** Do this **
Gather all lines from the material that contain the word "name".

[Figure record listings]
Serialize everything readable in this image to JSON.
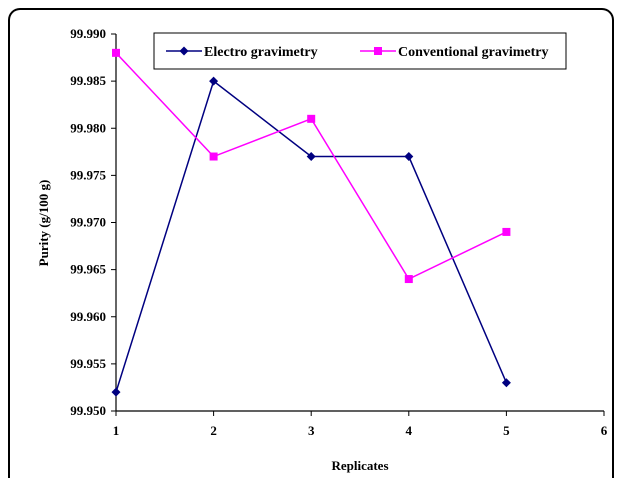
{
  "chart_data": {
    "type": "line",
    "xlabel": "Replicates",
    "ylabel": "Purity (g/100 g)",
    "xlim": [
      1,
      6
    ],
    "ylim": [
      99.95,
      99.99
    ],
    "x_ticks": [
      "1",
      "2",
      "3",
      "4",
      "5",
      "6"
    ],
    "y_ticks": [
      "99.950",
      "99.955",
      "99.960",
      "99.965",
      "99.970",
      "99.975",
      "99.980",
      "99.985",
      "99.990"
    ],
    "grid": false,
    "legend_position": "top",
    "series": [
      {
        "name": "Electro gravimetry",
        "color": "#000080",
        "marker": "diamond",
        "x": [
          1,
          2,
          3,
          4,
          5
        ],
        "values": [
          99.952,
          99.985,
          99.977,
          99.977,
          99.953
        ]
      },
      {
        "name": "Conventional gravimetry",
        "color": "#ff00ff",
        "marker": "square",
        "x": [
          1,
          2,
          3,
          4,
          5
        ],
        "values": [
          99.988,
          99.977,
          99.981,
          99.964,
          99.969
        ]
      }
    ]
  }
}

** Response **
        "name": "Electro gravimetry",
        "name": "Conventional gravimetry",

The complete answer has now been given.